**YOUR INSTRUCTIONS:** Wherever the string "Boland" shows up in the material below, copy that line.

- - - -

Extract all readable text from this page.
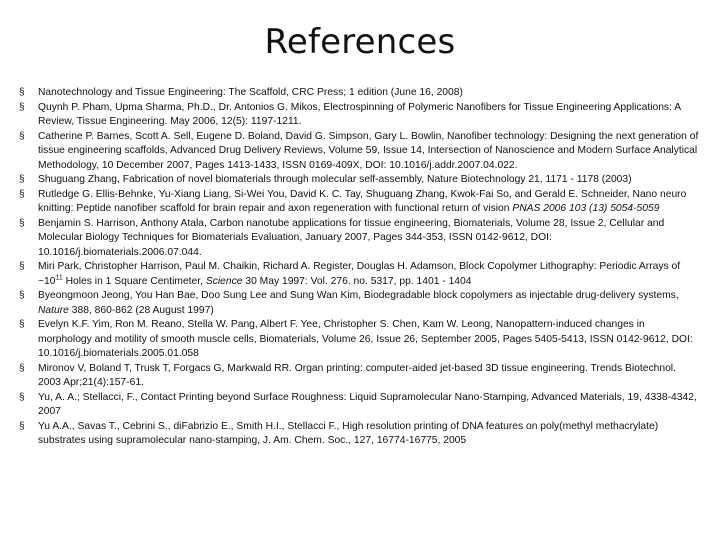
References
§ Nanotechnology and Tissue Engineering: The Scaffold, CRC Press; 1 edition (June 16, 2008)
§ Quynh P. Pham, Upma Sharma, Ph.D., Dr. Antonios G. Mikos, Electrospinning of Polymeric Nanofibers for Tissue Engineering Applications: A Review, Tissue Engineering. May 2006, 12(5): 1197-1211.
§ Catherine P. Barnes, Scott A. Sell, Eugene D. Boland, David G. Simpson, Gary L. Bowlin, Nanofiber technology: Designing the next generation of tissue engineering scaffolds, Advanced Drug Delivery Reviews, Volume 59, Issue 14, Intersection of Nanoscience and Modern Surface Analytical Methodology, 10 December 2007, Pages 1413-1433, ISSN 0169-409X, DOI: 10.1016/j.addr.2007.04.022.
§ Shuguang Zhang, Fabrication of novel biomaterials through molecular self-assembly, Nature Biotechnology 21, 1171 - 1178 (2003)
§ Rutledge G. Ellis-Behnke, Yu-Xiang Liang, Si-Wei You, David K. C. Tay, Shuguang Zhang, Kwok-Fai So, and Gerald E. Schneider, Nano neuro knitting: Peptide nanofiber scaffold for brain repair and axon regeneration with functional return of vision PNAS 2006 103 (13) 5054-5059
§ Benjamin S. Harrison, Anthony Atala, Carbon nanotube applications for tissue engineering, Biomaterials, Volume 28, Issue 2, Cellular and Molecular Biology Techniques for Biomaterials Evaluation, January 2007, Pages 344-353, ISSN 0142-9612, DOI: 10.1016/j.biomaterials.2006.07.044.
§ Miri Park, Christopher Harrison, Paul M. Chaikin, Richard A. Register, Douglas H. Adamson, Block Copolymer Lithography: Periodic Arrays of $\sim 10^{11}$ Holes in 1 Square Centimeter, Science 30 May 1997: Vol. 276. no. 5317, pp. 1401 - 1404
§ Byeongmoon Jeong, You Han Bae, Doo Sung Lee and Sung Wan Kim, Biodegradable block copolymers as injectable drug-delivery systems, Nature 388, 860-862 (28 August 1997)
§ Evelyn K.F. Yim, Ron M. Reano, Stella W. Pang, Albert F. Yee, Christopher S. Chen, Kam W. Leong, Nanopattern-induced changes in morphology and motility of smooth muscle cells, Biomaterials, Volume 26, Issue 26, September 2005, Pages 5405-5413, ISSN 0142-9612, DOI: 10.1016/j.biomaterials.2005.01.058
§ Mironov V, Boland T, Trusk T, Forgacs G, Markwald RR. Organ printing: computer-aided jet-based 3D tissue engineering. Trends Biotechnol. 2003 Apr;21(4):157-61.
§ Yu, A. A.; Stellacci, F., Contact Printing beyond Surface Roughness: Liquid Supramolecular Nano-Stamping, Advanced Materials, 19, 4338-4342, 2007
§ Yu A.A., Savas T., Cebrini S., diFabrizio E., Smith H.I., Stellacci F., High resolution printing of DNA features on poly(methyl methacrylate) substrates using supramolecular nano-stamping, J. Am. Chem. Soc., 127, 16774-16775, 2005
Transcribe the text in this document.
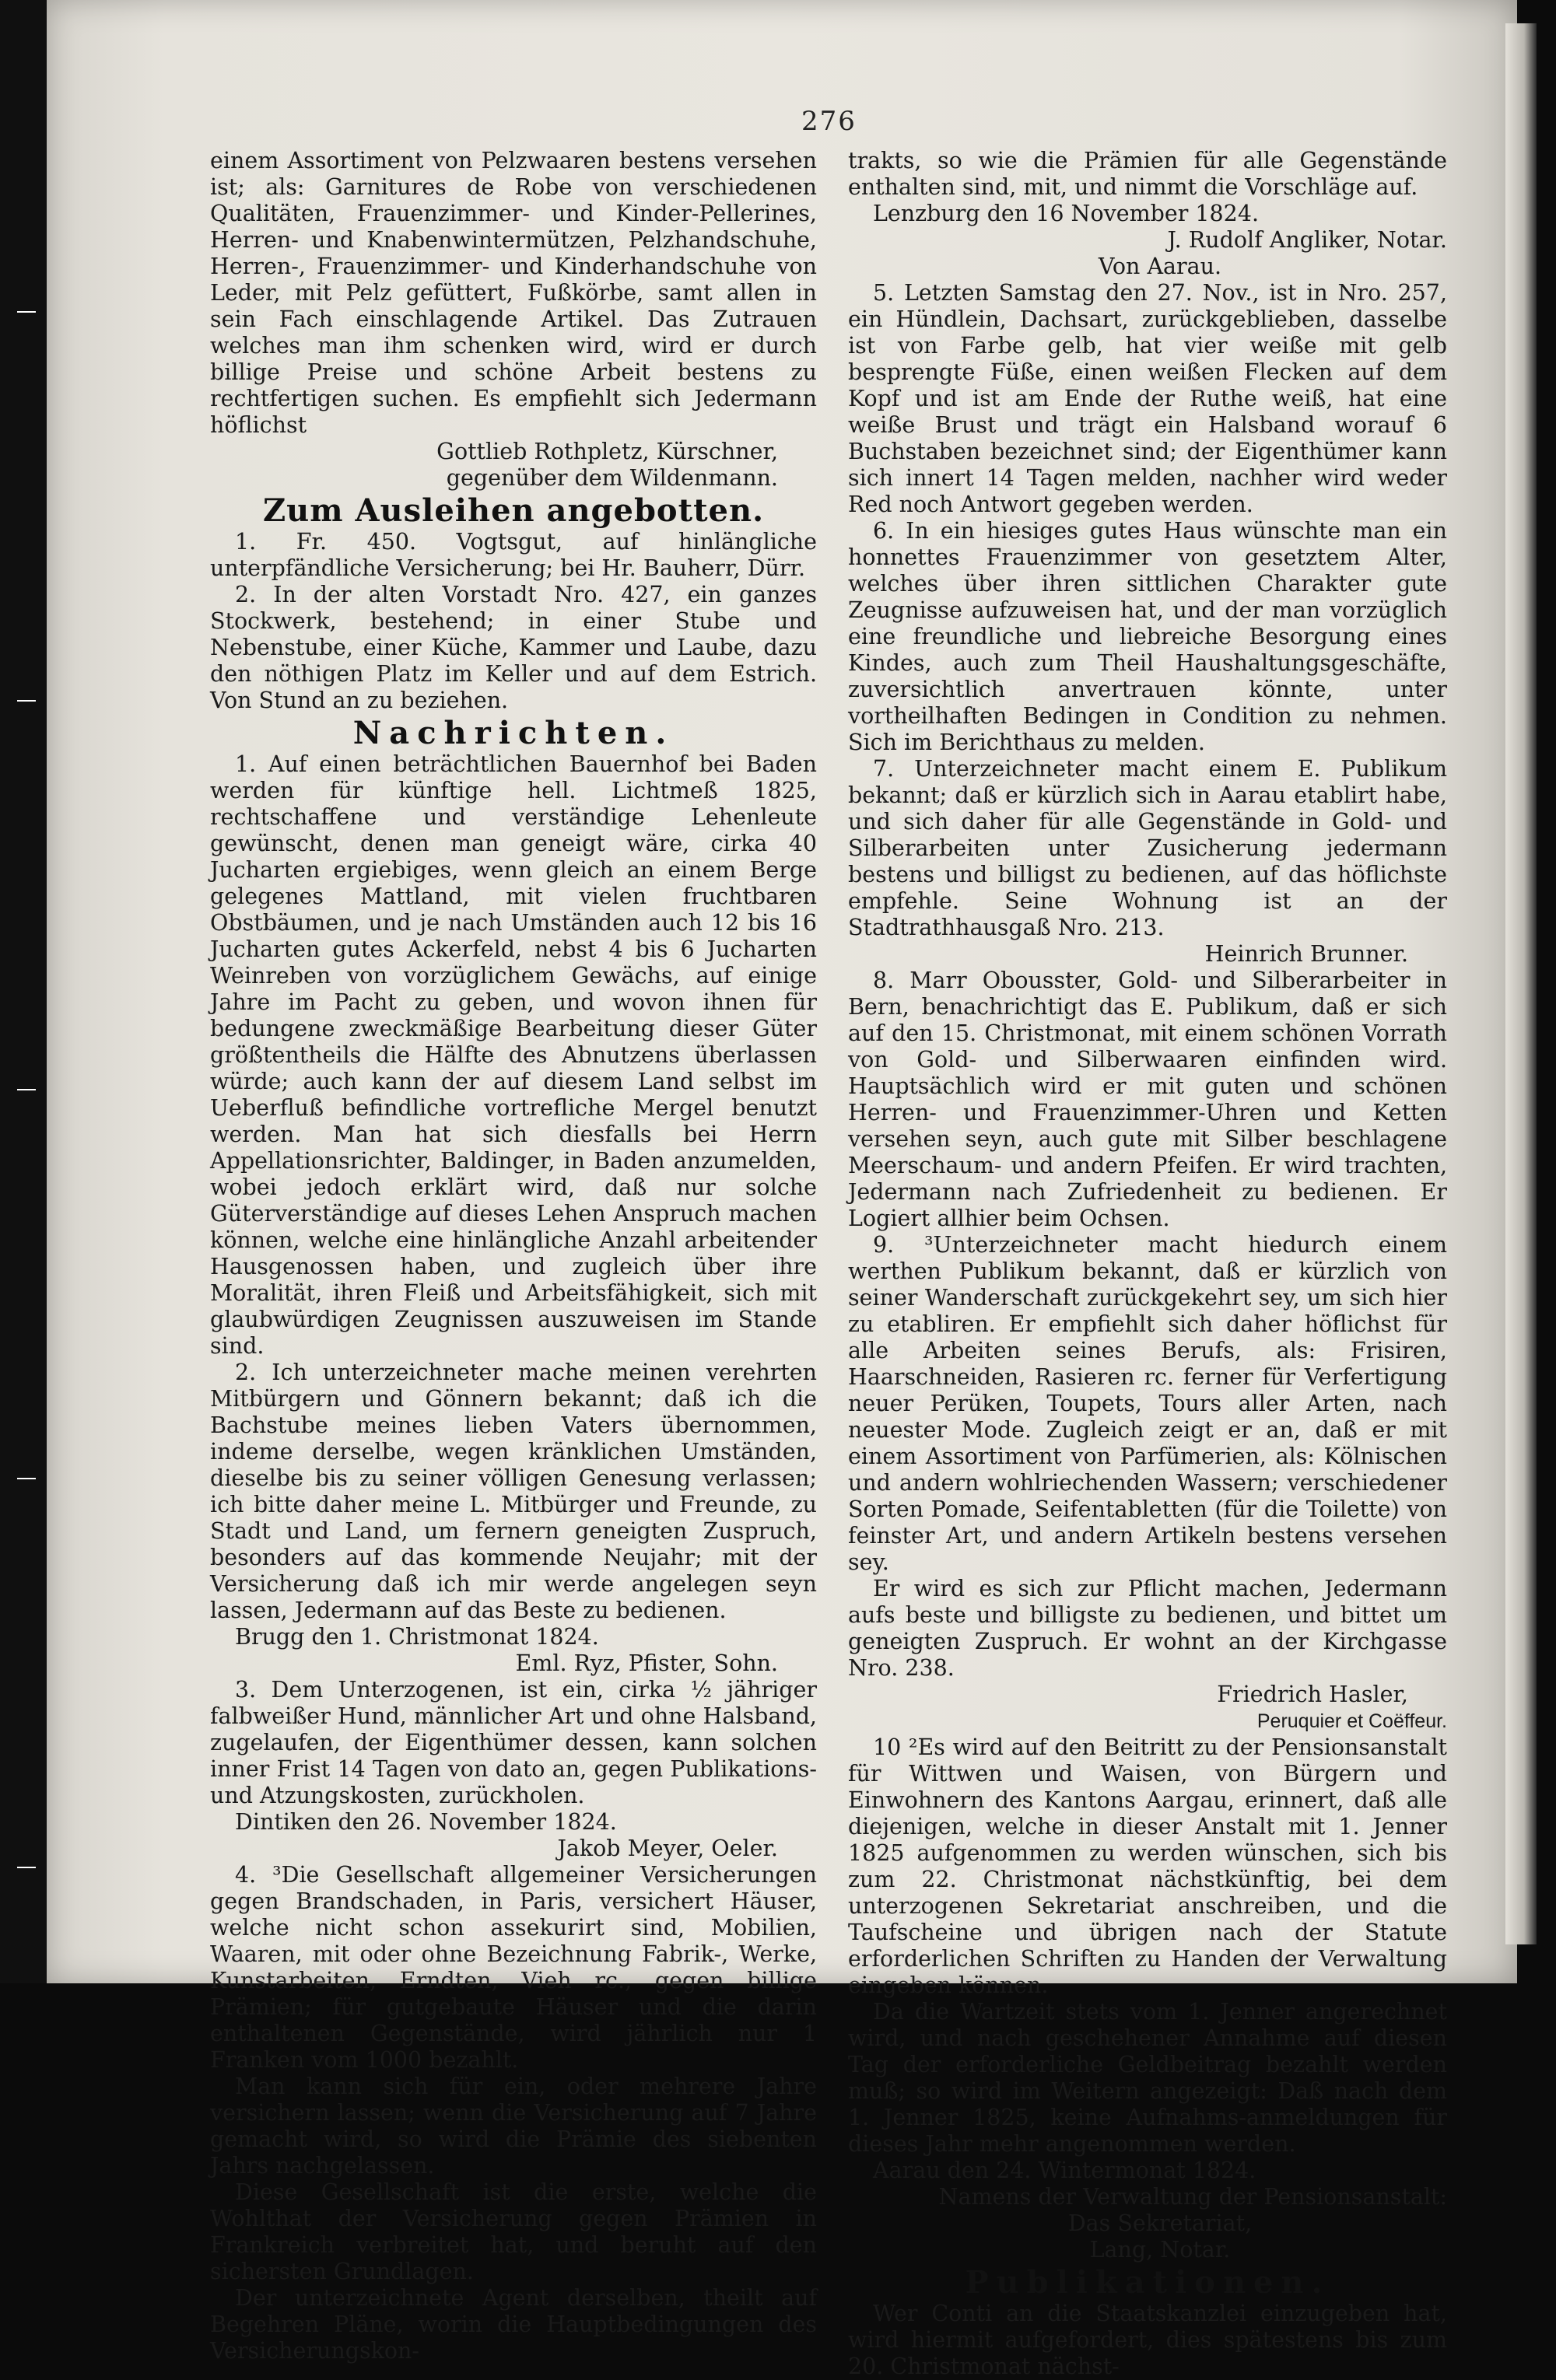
276

einem Assortiment von Pelzwaaren bestens versehen ist; als: Garnitures de Robe von verschiedenen Qualitäten, Frauenzimmer- und Kinder-Pellerines, Herren- und Knabenwintermützen, Pelzhandschuhe, Herren-, Frauenzimmer- und Kinderhandschuhe von Leder, mit Pelz gefüttert, Fußkörbe, samt allen in sein Fach einschlagende Artikel. Das Zutrauen welches man ihm schenken wird, wird er durch billige Preise und schöne Arbeit bestens zu rechtfertigen suchen. Es empfiehlt sich Jedermann höflichst

Gottlieb Rothpletz, Kürschner,

gegenüber dem Wildenmann.

Zum Ausleihen angebotten.

1. Fr. 450. Vogtsgut, auf hinlängliche unterpfändliche Versicherung; bei Hr. Bauherr, Dürr.

2. In der alten Vorstadt Nro. 427, ein ganzes Stockwerk, bestehend; in einer Stube und Nebenstube, einer Küche, Kammer und Laube, dazu den nöthigen Platz im Keller und auf dem Estrich. Von Stund an zu beziehen.

Nachrichten.

1. Auf einen beträchtlichen Bauernhof bei Baden werden für künftige hell. Lichtmeß 1825, rechtschaffene und verständige Lehenleute gewünscht, denen man geneigt wäre, cirka 40 Jucharten ergiebiges, wenn gleich an einem Berge gelegenes Mattland, mit vielen fruchtbaren Obstbäumen, und je nach Umständen auch 12 bis 16 Jucharten gutes Ackerfeld, nebst 4 bis 6 Jucharten Weinreben von vorzüglichem Gewächs, auf einige Jahre im Pacht zu geben, und wovon ihnen für bedungene zweckmäßige Bearbeitung dieser Güter größtentheils die Hälfte des Abnutzens überlassen würde; auch kann der auf diesem Land selbst im Ueberfluß befindliche vortrefliche Mergel benutzt werden. Man hat sich diesfalls bei Herrn Appellationsrichter, Baldinger, in Baden anzumelden, wobei jedoch erklärt wird, daß nur solche Güterverständige auf dieses Lehen Anspruch machen können, welche eine hinlängliche Anzahl arbeitender Hausgenossen haben, und zugleich über ihre Moralität, ihren Fleiß und Arbeitsfähigkeit, sich mit glaubwürdigen Zeugnissen auszuweisen im Stande sind.

2. Ich unterzeichneter mache meinen verehrten Mitbürgern und Gönnern bekannt; daß ich die Bachstube meines lieben Vaters übernommen, indeme derselbe, wegen kränklichen Umständen, dieselbe bis zu seiner völligen Genesung verlassen; ich bitte daher meine L. Mitbürger und Freunde, zu Stadt und Land, um fernern geneigten Zuspruch, besonders auf das kommende Neujahr; mit der Versicherung daß ich mir werde angelegen seyn lassen, Jedermann auf das Beste zu bedienen.

Brugg den 1. Christmonat 1824.

Eml. Ryz, Pfister, Sohn.

3. Dem Unterzogenen, ist ein, cirka ½ jähriger falbweißer Hund, männlicher Art und ohne Halsband, zugelaufen, der Eigenthümer dessen, kann solchen inner Frist 14 Tagen von dato an, gegen Publikations- und Atzungskosten, zurückholen.

Dintiken den 26. November 1824.

Jakob Meyer, Oeler.

4. ³Die Gesellschaft allgemeiner Versicherungen gegen Brandschaden, in Paris, versichert Häuser, welche nicht schon assekurirt sind, Mobilien, Waaren, mit oder ohne Bezeichnung Fabrik-, Werke, Kunstarbeiten, Erndten, Vieh rc., gegen billige Prämien; für gutgebaute Häuser und die darin enthaltenen Gegenstände, wird jährlich nur 1 Franken vom 1000 bezahlt.

Man kann sich für ein, oder mehrere Jahre versichern lassen; wenn die Versicherung auf 7 Jahre gemacht wird, so wird die Prämie des siebenten Jahrs nachgelassen.

Diese Gesellschaft ist die erste, welche die Wohlthat der Versicherung gegen Prämien in Frankreich verbreitet hat, und beruht auf den sichersten Grundlagen.

Der unterzeichnete Agent derselben, theilt auf Begehren Pläne, worin die Hauptbedingungen des Versicherungskon-

trakts, so wie die Prämien für alle Gegenstände enthalten sind, mit, und nimmt die Vorschläge auf.

Lenzburg den 16 November 1824.

J. Rudolf Angliker, Notar.

Von Aarau.

5. Letzten Samstag den 27. Nov., ist in Nro. 257, ein Hündlein, Dachsart, zurückgeblieben, dasselbe ist von Farbe gelb, hat vier weiße mit gelb besprengte Füße, einen weißen Flecken auf dem Kopf und ist am Ende der Ruthe weiß, hat eine weiße Brust und trägt ein Halsband worauf 6 Buchstaben bezeichnet sind; der Eigenthümer kann sich innert 14 Tagen melden, nachher wird weder Red noch Antwort gegeben werden.

6. In ein hiesiges gutes Haus wünschte man ein honnettes Frauenzimmer von gesetztem Alter, welches über ihren sittlichen Charakter gute Zeugnisse aufzuweisen hat, und der man vorzüglich eine freundliche und liebreiche Besorgung eines Kindes, auch zum Theil Haushaltungsgeschäfte, zuversichtlich anvertrauen könnte, unter vortheilhaften Bedingen in Condition zu nehmen. Sich im Berichthaus zu melden.

7. Unterzeichneter macht einem E. Publikum bekannt; daß er kürzlich sich in Aarau etablirt habe, und sich daher für alle Gegenstände in Gold- und Silberarbeiten unter Zusicherung jedermann bestens und billigst zu bedienen, auf das höflichste empfehle. Seine Wohnung ist an der Stadtrathhausgaß Nro. 213.

Heinrich Brunner.

8. Marr Obousster, Gold- und Silberarbeiter in Bern, benachrichtigt das E. Publikum, daß er sich auf den 15. Christmonat, mit einem schönen Vorrath von Gold- und Silberwaaren einfinden wird. Hauptsächlich wird er mit guten und schönen Herren- und Frauenzimmer-Uhren und Ketten versehen seyn, auch gute mit Silber beschlagene Meerschaum- und andern Pfeifen. Er wird trachten, Jedermann nach Zufriedenheit zu bedienen. Er Logiert allhier beim Ochsen.

9. ³Unterzeichneter macht hiedurch einem werthen Publikum bekannt, daß er kürzlich von seiner Wanderschaft zurückgekehrt sey, um sich hier zu etabliren. Er empfiehlt sich daher höflichst für alle Arbeiten seines Berufs, als: Frisiren, Haarschneiden, Rasieren rc. ferner für Verfertigung neuer Perüken, Toupets, Tours aller Arten, nach neuester Mode. Zugleich zeigt er an, daß er mit einem Assortiment von Parfümerien, als: Kölnischen und andern wohlriechenden Wassern; verschiedener Sorten Pomade, Seifentabletten (für die Toilette) von feinster Art, und andern Artikeln bestens versehen sey.

Er wird es sich zur Pflicht machen, Jedermann aufs beste und billigste zu bedienen, und bittet um geneigten Zuspruch. Er wohnt an der Kirchgasse Nro. 238.

Friedrich Hasler,

Peruquier et Coëffeur.

10 ²Es wird auf den Beitritt zu der Pensionsanstalt für Wittwen und Waisen, von Bürgern und Einwohnern des Kantons Aargau, erinnert, daß alle diejenigen, welche in dieser Anstalt mit 1. Jenner 1825 aufgenommen zu werden wünschen, sich bis zum 22. Christmonat nächstkünftig, bei dem unterzogenen Sekretariat anschreiben, und die Taufscheine und übrigen nach der Statute erforderlichen Schriften zu Handen der Verwaltung eingeben können.

Da die Wartzeit stets vom 1. Jenner angerechnet wird, und nach geschehener Annahme auf diesen Tag der erforderliche Geldbeitrag bezahlt werden muß; so wird im Weitern angezeigt: Daß nach dem 1. Jenner 1825, keine Aufnahms-anmeldungen für dieses Jahr mehr angenommen werden.

Aarau den 24. Wintermonat 1824.

Namens der Verwaltung der Pensionsanstalt:

Das Sekretariat,

Lang, Notar.

Publikationen.

Wer Conti an die Staatskanzlei einzugeben hat, wird hiermit aufgefordert, dies spätestens bis zum 20. Christmonat nächst-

- - - -

**RESULT OF THE EXERCISE:**
§ Catherine P. Barnes, Scott A. Sell, Eugene D. Boland, David G. Simpson, Gary L. Bowlin, Nanofiber technology: Designing the next generation of tissue engineering scaffolds, Advanced Drug Delivery Reviews, Volume 59, Issue 14, Intersection of Nanoscience and Modern Surface Analytical Methodology, 10 December 2007, Pages 1413-1433, ISSN 0169-409X, DOI: 10.1016/j.addr.2007.04.022.
§ Mironov V, Boland T, Trusk T, Forgacs G, Markwald RR. Organ printing: computer-aided jet-based 3D tissue engineering. Trends Biotechnol. 2003 Apr;21(4):157-61.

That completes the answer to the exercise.